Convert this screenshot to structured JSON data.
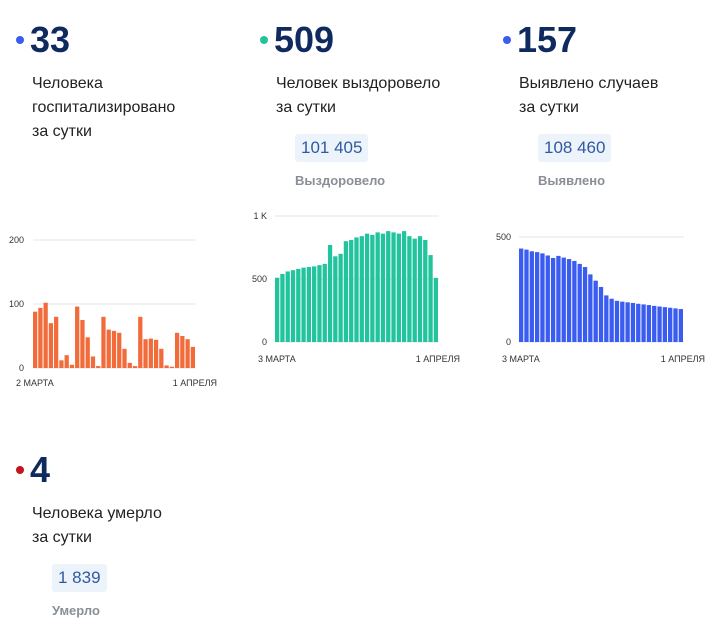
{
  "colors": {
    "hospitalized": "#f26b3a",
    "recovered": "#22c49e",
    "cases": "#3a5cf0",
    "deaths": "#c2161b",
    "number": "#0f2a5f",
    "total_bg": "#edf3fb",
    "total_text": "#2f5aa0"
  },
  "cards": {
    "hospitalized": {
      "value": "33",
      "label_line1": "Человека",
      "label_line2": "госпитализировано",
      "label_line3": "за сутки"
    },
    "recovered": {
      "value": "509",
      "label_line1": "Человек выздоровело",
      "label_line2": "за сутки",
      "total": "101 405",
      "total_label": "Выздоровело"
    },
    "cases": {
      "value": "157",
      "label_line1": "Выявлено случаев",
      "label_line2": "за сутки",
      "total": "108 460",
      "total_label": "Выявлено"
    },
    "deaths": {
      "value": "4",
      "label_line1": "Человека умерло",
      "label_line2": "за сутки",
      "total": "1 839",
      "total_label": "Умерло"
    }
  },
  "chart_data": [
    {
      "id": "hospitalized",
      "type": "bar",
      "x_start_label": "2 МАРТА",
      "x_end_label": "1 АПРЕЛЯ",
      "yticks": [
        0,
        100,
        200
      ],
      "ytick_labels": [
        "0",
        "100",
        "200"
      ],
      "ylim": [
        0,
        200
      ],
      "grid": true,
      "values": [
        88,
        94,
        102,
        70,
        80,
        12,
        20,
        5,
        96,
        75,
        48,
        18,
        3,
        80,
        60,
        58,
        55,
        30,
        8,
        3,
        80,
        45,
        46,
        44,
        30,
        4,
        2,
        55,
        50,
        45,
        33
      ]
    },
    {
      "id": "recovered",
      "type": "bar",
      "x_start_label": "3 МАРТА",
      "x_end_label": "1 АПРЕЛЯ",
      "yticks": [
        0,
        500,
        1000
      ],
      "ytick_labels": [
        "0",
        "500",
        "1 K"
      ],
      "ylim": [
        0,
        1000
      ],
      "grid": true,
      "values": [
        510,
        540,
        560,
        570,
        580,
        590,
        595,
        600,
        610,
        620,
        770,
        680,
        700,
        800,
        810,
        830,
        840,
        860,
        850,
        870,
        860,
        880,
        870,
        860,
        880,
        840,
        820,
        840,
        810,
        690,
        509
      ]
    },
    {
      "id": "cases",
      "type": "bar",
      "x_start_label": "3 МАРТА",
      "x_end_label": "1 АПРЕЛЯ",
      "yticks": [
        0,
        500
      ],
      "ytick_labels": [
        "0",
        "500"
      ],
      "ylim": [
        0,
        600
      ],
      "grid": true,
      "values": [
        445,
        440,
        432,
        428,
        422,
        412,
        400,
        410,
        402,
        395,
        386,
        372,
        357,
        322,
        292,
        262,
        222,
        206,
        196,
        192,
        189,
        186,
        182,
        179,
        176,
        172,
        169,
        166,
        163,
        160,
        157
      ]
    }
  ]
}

-------

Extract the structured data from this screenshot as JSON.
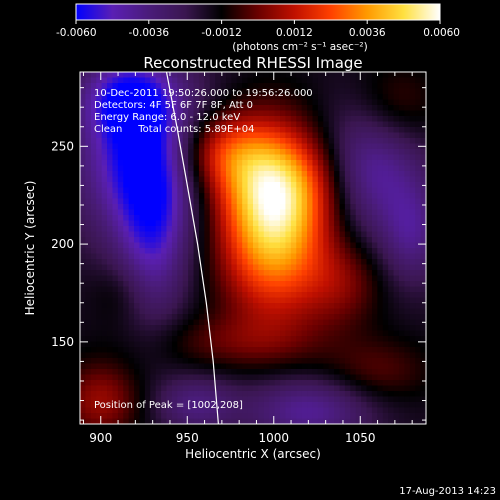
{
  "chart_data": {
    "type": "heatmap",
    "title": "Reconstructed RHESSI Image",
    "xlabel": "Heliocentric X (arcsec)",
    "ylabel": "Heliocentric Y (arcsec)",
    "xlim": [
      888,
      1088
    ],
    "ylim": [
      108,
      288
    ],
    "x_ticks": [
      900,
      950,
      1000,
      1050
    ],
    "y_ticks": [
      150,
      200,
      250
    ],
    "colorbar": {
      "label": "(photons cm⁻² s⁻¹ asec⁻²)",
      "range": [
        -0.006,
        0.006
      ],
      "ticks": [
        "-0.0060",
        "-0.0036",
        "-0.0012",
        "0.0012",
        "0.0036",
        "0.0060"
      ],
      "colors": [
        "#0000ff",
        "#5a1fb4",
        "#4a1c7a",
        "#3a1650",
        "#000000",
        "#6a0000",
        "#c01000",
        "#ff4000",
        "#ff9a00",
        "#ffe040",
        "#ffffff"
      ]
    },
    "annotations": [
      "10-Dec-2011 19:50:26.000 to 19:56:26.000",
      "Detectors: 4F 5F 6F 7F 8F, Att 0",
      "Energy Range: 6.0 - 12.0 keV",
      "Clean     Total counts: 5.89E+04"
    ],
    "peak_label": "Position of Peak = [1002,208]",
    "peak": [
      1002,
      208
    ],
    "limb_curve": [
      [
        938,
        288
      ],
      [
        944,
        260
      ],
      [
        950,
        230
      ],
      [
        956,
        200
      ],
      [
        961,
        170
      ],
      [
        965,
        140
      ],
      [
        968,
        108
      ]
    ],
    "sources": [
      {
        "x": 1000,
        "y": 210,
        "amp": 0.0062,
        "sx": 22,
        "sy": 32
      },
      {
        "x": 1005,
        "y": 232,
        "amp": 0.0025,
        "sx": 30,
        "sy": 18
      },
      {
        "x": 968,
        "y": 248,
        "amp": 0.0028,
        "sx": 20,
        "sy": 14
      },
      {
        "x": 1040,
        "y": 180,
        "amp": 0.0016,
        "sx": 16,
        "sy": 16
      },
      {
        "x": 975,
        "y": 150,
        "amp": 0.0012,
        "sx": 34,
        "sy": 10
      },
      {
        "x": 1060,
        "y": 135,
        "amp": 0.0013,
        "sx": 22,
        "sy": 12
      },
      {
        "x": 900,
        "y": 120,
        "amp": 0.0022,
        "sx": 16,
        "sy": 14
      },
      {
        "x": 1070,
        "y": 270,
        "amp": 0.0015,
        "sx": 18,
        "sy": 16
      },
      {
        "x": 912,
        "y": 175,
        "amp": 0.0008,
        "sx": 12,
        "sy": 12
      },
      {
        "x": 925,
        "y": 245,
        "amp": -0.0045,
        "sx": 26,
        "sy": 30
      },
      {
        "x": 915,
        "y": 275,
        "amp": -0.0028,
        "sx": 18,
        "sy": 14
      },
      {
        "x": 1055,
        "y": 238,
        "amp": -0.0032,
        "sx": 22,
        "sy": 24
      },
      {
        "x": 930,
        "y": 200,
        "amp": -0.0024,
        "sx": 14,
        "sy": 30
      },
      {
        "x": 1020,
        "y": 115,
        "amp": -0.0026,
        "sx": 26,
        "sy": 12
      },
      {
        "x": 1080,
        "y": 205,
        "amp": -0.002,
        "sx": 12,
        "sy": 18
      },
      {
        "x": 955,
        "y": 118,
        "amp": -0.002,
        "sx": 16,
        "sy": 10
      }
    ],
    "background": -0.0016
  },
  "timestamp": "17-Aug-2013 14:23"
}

-------

## YOUR INSTRUCTIONS:
Select and copy every line from the records that includes the word "Человека".

## RESULT OF THE TASK:
      "label_line1": "Человека",
      "label_line1": "Человека умерло",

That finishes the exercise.